» Rows
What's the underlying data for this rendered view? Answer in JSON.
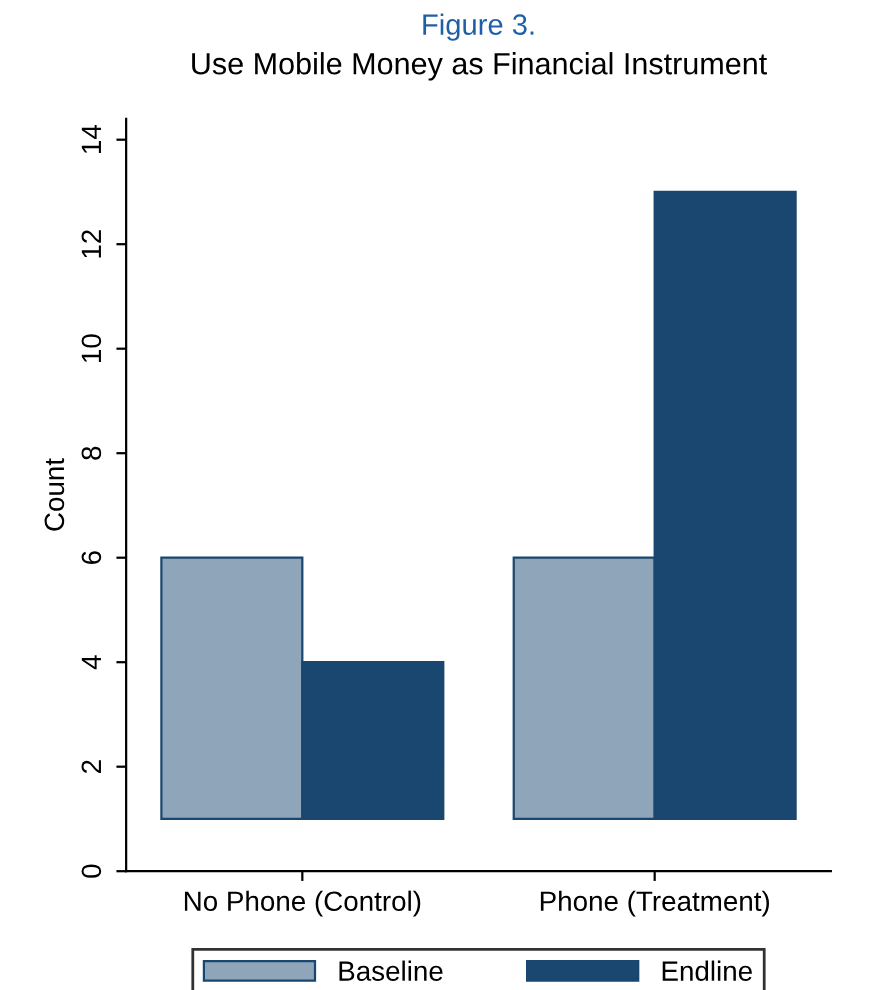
{
  "chart_data": {
    "type": "bar",
    "title": "Figure 3.",
    "subtitle": "Use Mobile Money as Financial Instrument",
    "ylabel": "Count",
    "categories": [
      "No Phone (Control)",
      "Phone (Treatment)"
    ],
    "series": [
      {
        "name": "Baseline",
        "color": "#8fa5b9",
        "values": [
          5,
          5
        ],
        "base": [
          1,
          1
        ]
      },
      {
        "name": "Endline",
        "color": "#1a476f",
        "values": [
          3,
          12
        ],
        "base": [
          1,
          1
        ]
      }
    ],
    "ylim": [
      0,
      14.4
    ],
    "yticks": [
      0,
      2,
      4,
      6,
      8,
      10,
      12,
      14
    ],
    "grid": false,
    "legend": "bottom"
  }
}
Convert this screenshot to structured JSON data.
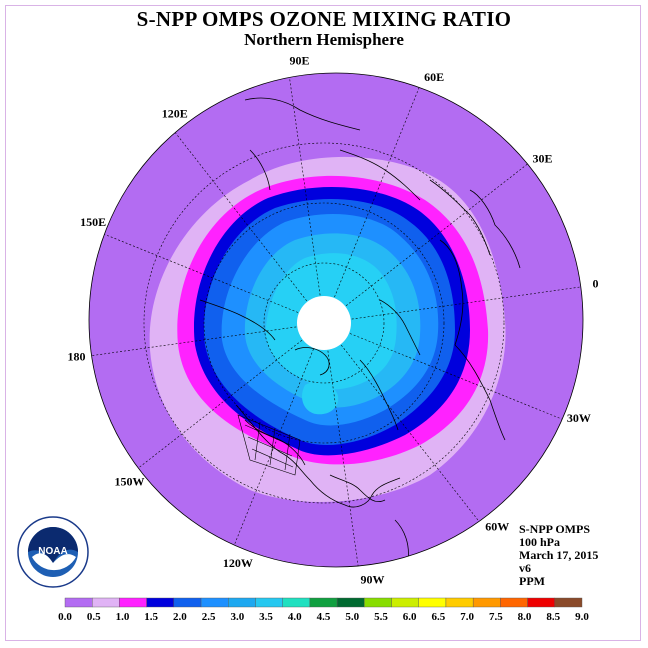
{
  "title": "S-NPP OMPS OZONE MIXING RATIO",
  "subtitle": "Northern Hemisphere",
  "info": {
    "instrument": "S-NPP OMPS",
    "level": "100 hPa",
    "date": "March 17, 2015",
    "version": "v6",
    "units": "PPM"
  },
  "longitude_labels": [
    "90E",
    "60E",
    "30E",
    "0",
    "30W",
    "60W",
    "90W",
    "120W",
    "150W",
    "180",
    "150E",
    "120E"
  ],
  "logo": {
    "name": "noaa-logo",
    "text": "NOAA",
    "ring_text": "NATIONAL OCEANIC AND ATMOSPHERIC ADMINISTRATION · U.S. DEPARTMENT OF COMMERCE"
  },
  "colorbar": {
    "ticks": [
      "0.0",
      "0.5",
      "1.0",
      "1.5",
      "2.0",
      "2.5",
      "3.0",
      "3.5",
      "4.0",
      "4.5",
      "5.0",
      "5.5",
      "6.0",
      "6.5",
      "7.0",
      "7.5",
      "8.0",
      "8.5",
      "9.0"
    ],
    "colors": [
      "#b36cf2",
      "#e0b3f5",
      "#ff22ff",
      "#0000dd",
      "#1060ee",
      "#1e90ff",
      "#1ea8f0",
      "#26c8f0",
      "#20e0c0",
      "#10a040",
      "#006a30",
      "#88dd00",
      "#ccee00",
      "#ffff00",
      "#ffcc00",
      "#ff9900",
      "#ff6600",
      "#ee0000",
      "#8a4a2a"
    ]
  },
  "map_colors": {
    "background": "#b36cf2",
    "band_light": "#e0b3f5",
    "band_magenta": "#ff22ff",
    "band_dark": "#0000dd",
    "band_blue": "#1060ee",
    "band_mid": "#1e90ff",
    "band_light_blue": "#26b8f5",
    "band_cyan": "#26d0f5",
    "polar_cap": "#ffffff"
  }
}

» Written task
Copy out all lines where the word "JSON" appears.

» Solution to this problem
What's the underlying data for this rendered view? Answer in JSON.
Convert this screenshot to structured JSON data.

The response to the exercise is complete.